DOCUMENT EXCERPT —
>> begin
A routine subpoena from the Equal Employment Opportunity Commission to an employer might include items that read something like this:

  1. Identify and describe your relevant policies and practices;
  2. Produce those policy and practice documents;
  3. Compile and send us a list of all the people affected adversely by these policies and practices, with their contact and demographic information and the dates of those adverse actions;
  4. Produce the HR records reflecting those adverse actions.

Items 2 and 4 seek documents; items 1 and 3 seek information which may be derived, at least in part, from requested documents. When subpoena respondents object to 2 and 4, the EEOC typically asserts that Congress authorized the Commission to subpoena any evidence that may shed light on the matters under investigation, and that the respondent has not shown undue burden. Often enough, that has assuaged judicial curiosity.

But items 1 and 3 seek information, not documents, and they are better described as interrogatories. Where in the statutory text or legislative history does the EEOC find congressional authorization to embed interrogatories in its administrative subpoenas? The appellate opinion most often cited for this proposition curtly answered that the EEOC may subpoena “any evidence” because Title VII borrowed the NLRB’s subpoena power, which extends to “any evidence.” Is that the best reading of statutory text? The U.S. Supreme Court has not answered this question, but the answer must be “No.”

The 1935 National Labor Relations Act, also called the “Wagner Act” after its Senate champion, solved several problems for the Labor Board that had been created by the National Industrial Recovery Act, including the lack of subpoena power. Originally, the Board, through DOJ, had to petition federal courts to subpoena documents and witnesses for Board hearings. Introducing his bill (S. 1958) on February 21, 1935, Senator Wagner clearly stated the purpose of Section 13(1): “[S]ince the Board has no power to subpoena records or witnesses, its hearings are largely ex parte and its records so infirm that the Department of Justice is usually unable to act.” That statutory text, now codified at 29 U.S.C. § 161(1), reads:

(1) Documentary evidence; summoning witnesses and taking testimony

The Board, or its duly authorized agents or agencies, shall at all reasonable times have access to, for the purpose of examination, and the right to copy any evidence of any person being investigated or proceeded against that relates to any matter under investigation or in question. The Board, or any member thereof, shall upon application of any party to such proceedings, forthwith issue to such party subpoenas requiring the attendance and testimony of witnesses or the production of any evidence in such proceedings or investigation requested in such application. Within five days after the service of a subpoena on any person requiring the production of any evidence in his possession or under his control, such person may petition the Board to revoke, and the Board shall revoke, such subpoena if in its opinion the evidence whose production is required does not relate to any matter under investigation, or any matter in question in such proceedings, or if in its opinion such subpoena does not describe with sufficient particularity the evidence whose production is required. Any member of the Board, or any agent or agency designated by the Board for such purposes, may administer oaths and affirmations, examine witnesses, and receive evidence. Such attendance of witnesses and the production of such evidence may be required from any place in the United States or any Territory or possession thereof, at any designated place of hearing.
>> end
PROVIDED INFORMATION —
>> begin
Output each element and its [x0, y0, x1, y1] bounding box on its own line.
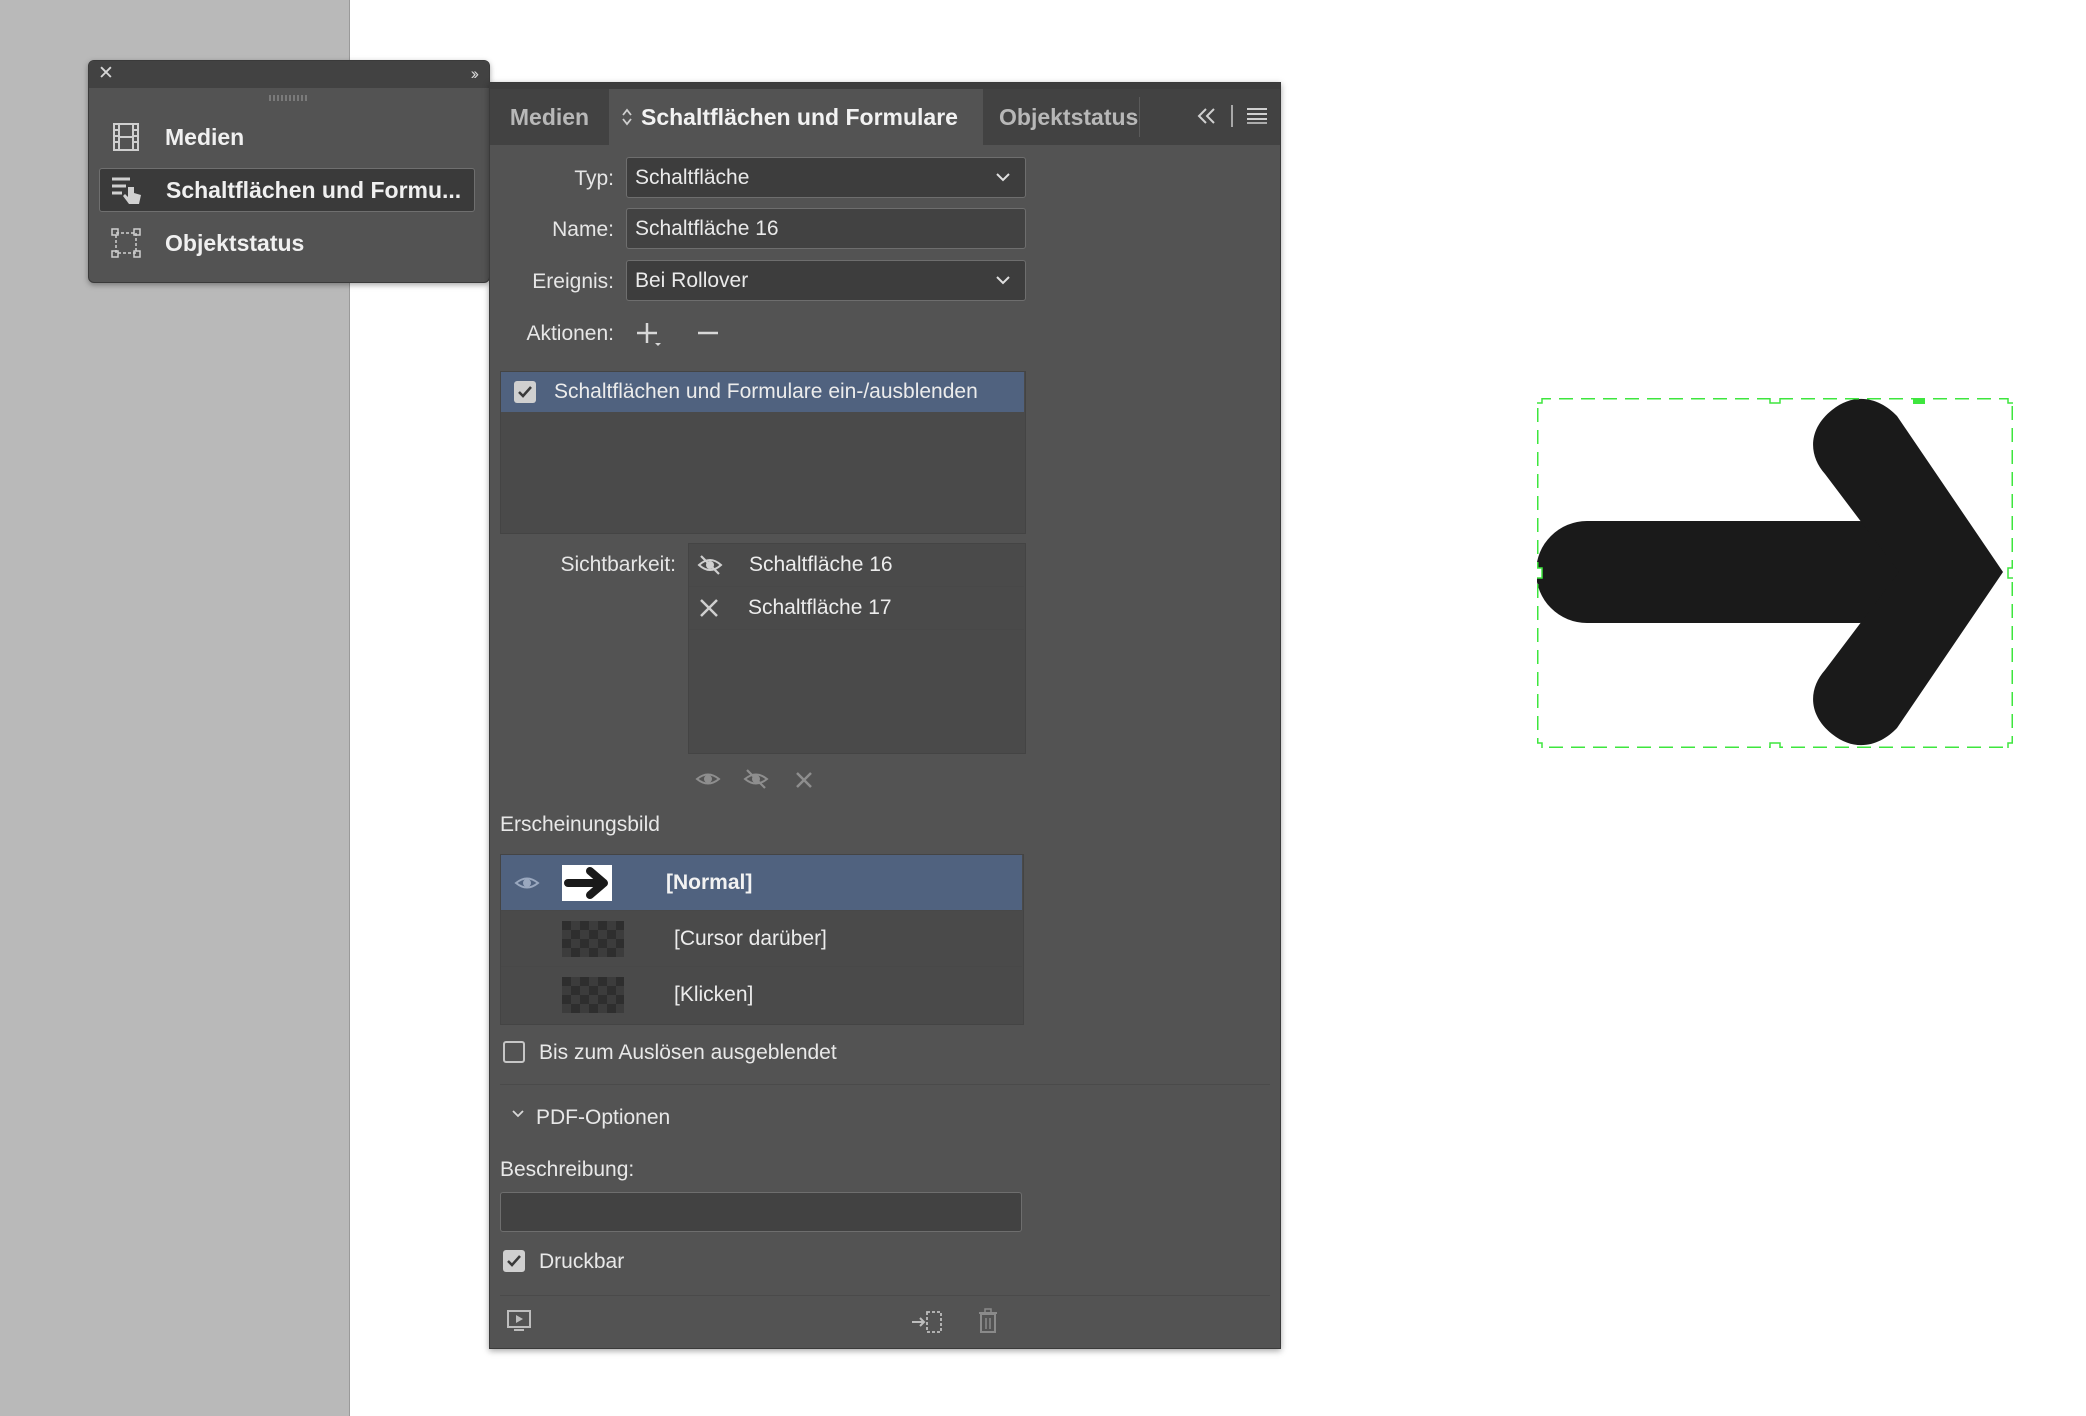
name-value: Schaltfläche 16	[635, 216, 779, 240]
trash-icon[interactable]	[977, 1308, 999, 1334]
arrow-button-object[interactable]	[1537, 398, 2013, 748]
docked-panel-group: ✕ ›› Medien Schaltflächen und Formu... O…	[88, 60, 490, 283]
arrow-shape[interactable]	[1537, 398, 2013, 748]
description-field[interactable]	[500, 1192, 1022, 1232]
docked-item-label: Medien	[165, 123, 245, 150]
show-icon[interactable]	[695, 769, 721, 789]
tab-buttons-forms[interactable]: Schaltflächen und Formulare	[609, 89, 983, 145]
tab-divider	[1139, 97, 1140, 137]
panel-tab-bar: Medien Schaltflächen und Formulare Objek…	[490, 89, 1280, 145]
chevron-down-icon[interactable]	[510, 1107, 526, 1121]
type-value: Schaltfläche	[635, 165, 750, 189]
collapse-panel-icon[interactable]	[1196, 106, 1218, 126]
panel-menu-icon[interactable]	[1246, 107, 1268, 125]
hidden-until-triggered-checkbox[interactable]	[503, 1041, 525, 1063]
chevron-down-icon	[991, 268, 1015, 292]
sort-arrows-icon	[621, 107, 633, 127]
ignore-icon[interactable]	[794, 770, 814, 790]
description-label: Beschreibung:	[500, 1158, 635, 1181]
eye-icon[interactable]	[514, 873, 540, 893]
content-grabber-handle[interactable]	[1913, 398, 1925, 404]
docked-item-medien[interactable]: Medien	[99, 115, 475, 159]
tab-object-states[interactable]: Objektstatus	[983, 89, 1139, 145]
expand-panels-icon[interactable]: ››	[471, 64, 480, 84]
appearance-row-click[interactable]: [Klicken]	[501, 967, 1022, 1022]
divider	[689, 629, 1024, 630]
arrow-thumbnail-icon	[562, 864, 612, 901]
printable-checkbox[interactable]	[503, 1250, 525, 1272]
remove-action-icon[interactable]	[695, 320, 721, 346]
type-label: Typ:	[574, 167, 614, 190]
docked-panel-titlebar[interactable]: ✕ ››	[89, 61, 489, 88]
appearance-row-rollover[interactable]: [Cursor darüber]	[501, 911, 1022, 966]
tab-medien[interactable]: Medien	[490, 89, 609, 145]
buttons-forms-panel: Medien Schaltflächen und Formulare Objek…	[489, 82, 1281, 1349]
actions-label: Aktionen:	[526, 322, 614, 345]
visibility-item-name: Schaltfläche 16	[749, 553, 893, 576]
action-row[interactable]: Schaltflächen und Formulare ein-/ausblen…	[501, 372, 1024, 412]
object-state-icon	[109, 226, 143, 260]
event-label: Ereignis:	[532, 270, 614, 293]
ignore-icon[interactable]	[698, 597, 720, 619]
event-dropdown[interactable]: Bei Rollover	[626, 260, 1026, 301]
appearance-state-label: [Normal]	[666, 870, 753, 894]
appearance-list[interactable]: [Normal] [Cursor darüber] [Klicken]	[500, 854, 1024, 1025]
printable-label: Druckbar	[539, 1250, 625, 1273]
divider	[500, 1295, 1270, 1296]
grip-icon[interactable]	[269, 95, 309, 101]
empty-thumbnail-icon	[562, 976, 624, 1013]
name-field[interactable]: Schaltfläche 16	[626, 208, 1026, 249]
docked-item-label: Objektstatus	[165, 229, 305, 256]
docked-item-object-states[interactable]: Objektstatus	[99, 221, 475, 265]
convert-object-icon[interactable]	[910, 1309, 944, 1335]
action-label: Schaltflächen und Formulare ein-/ausblen…	[554, 380, 978, 403]
docked-item-buttons-forms[interactable]: Schaltflächen und Formu...	[99, 168, 475, 212]
event-value: Bei Rollover	[635, 268, 749, 292]
appearance-heading: Erscheinungsbild	[500, 813, 660, 836]
visibility-label: Sichtbarkeit:	[560, 553, 676, 576]
name-label: Name:	[552, 218, 614, 241]
hide-icon[interactable]	[697, 554, 723, 576]
visibility-row[interactable]: Schaltfläche 17	[689, 587, 1024, 629]
appearance-state-label: [Klicken]	[674, 982, 754, 1006]
appearance-row-normal[interactable]: [Normal]	[501, 855, 1022, 910]
add-action-icon[interactable]	[635, 320, 663, 348]
actions-list[interactable]: Schaltflächen und Formulare ein-/ausblen…	[500, 371, 1026, 534]
divider	[500, 1084, 1270, 1085]
hide-icon[interactable]	[743, 768, 769, 790]
type-dropdown[interactable]: Schaltfläche	[626, 157, 1026, 198]
appearance-state-label: [Cursor darüber]	[674, 926, 827, 950]
docked-item-label: Schaltflächen und Formu...	[166, 176, 462, 203]
action-enabled-checkbox[interactable]	[514, 381, 536, 403]
close-icon[interactable]: ✕	[98, 64, 114, 84]
chevron-down-icon	[991, 165, 1015, 189]
film-icon	[109, 120, 143, 154]
preview-icon[interactable]	[506, 1309, 532, 1333]
visibility-row[interactable]: Schaltfläche 16	[689, 544, 1024, 586]
button-hand-icon	[110, 173, 144, 207]
pdf-options-heading[interactable]: PDF-Optionen	[536, 1106, 670, 1130]
empty-thumbnail-icon	[562, 920, 624, 957]
visibility-item-name: Schaltfläche 17	[748, 596, 892, 619]
visibility-list[interactable]: Schaltfläche 16 Schaltfläche 17	[688, 543, 1026, 754]
hidden-until-triggered-label: Bis zum Auslösen ausgeblendet	[539, 1041, 837, 1064]
tab-separator	[1231, 105, 1233, 127]
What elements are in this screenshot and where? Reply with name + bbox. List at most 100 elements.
>> end
WRITTEN EXERCISE 1 — What other name does the article on EEOC subpoenas give the 1935 National Labor Relations Act?
WRITTEN EXERCISE 2 — Translate this sentence from the article on EEOC subpoenas into Spanish: "Often enough, that has assuaged judicial curiosity."
WRITTEN EXERCISE 3 — Pick up the article on EEOC subpoenas after its last sentence and continue writing it.
The entries above are separate material and have no connection to the article.

RESPONSE 1 — The "Wagner Act," after its Senate champion.

RESPONSE 2 — Con bastante frecuencia, eso ha calmado la curiosidad judicial.

RESPONSE 3 —
Later in his introduction, Senator Wagner said that the new NLRB enforcement powers were modeled on those of the Federal Trade Commission. The FTC Act, now codified at 15 U.S.C. § 49, empowered the FTC to subpoena “the production of documentary evidence relating to any matter under investigation.” Consistent with 5 U.S.C. § 555(d), the Wagner Act made subpoena issuance a ministerial act, to be performed at the request of any party to a proceeding. Because subpoena issuance is a ministerial act, it may be delegated to subordinate agency officers.

The Federal Rules of Civil Procedure (1938) followed hot on the heels of the Wagner Act. The Rules distinguish the purposes of Rule 34 document requests (document production) and Rule 45 subpoenas (document production or witness attendance) from the purposes of Rule 33 interrogatories (to acquire information about “any matter that may be inquired into”). In Rule 33, the word “produce” appears only in the heading of subsection (d), “Option to Produce Business Records.” 

Amending Title VII of the Civil Rights Act in 1972, Congress needed to fix the same problem that Senator Wagner had fixed for the 1935 Labor Board. Section 710 of Title VII of the 1964 Act required the EEOC to ask a federal court to order a respondent to permit the EEOC to examine or copy evidence. The stated purpose of the 1972 amendment of Section 710 was to empower the Commission directly to subpoena and “copy” the evidence sought. For that purpose, Congress imported the NLRA’s solution to the same problem previously encountered by the Labor Board. At no time before those 1972 amendments had any Circuit Court of Appeal ruled that 29 U.S.C. § 161 empowered the NLRB to serve interrogatories.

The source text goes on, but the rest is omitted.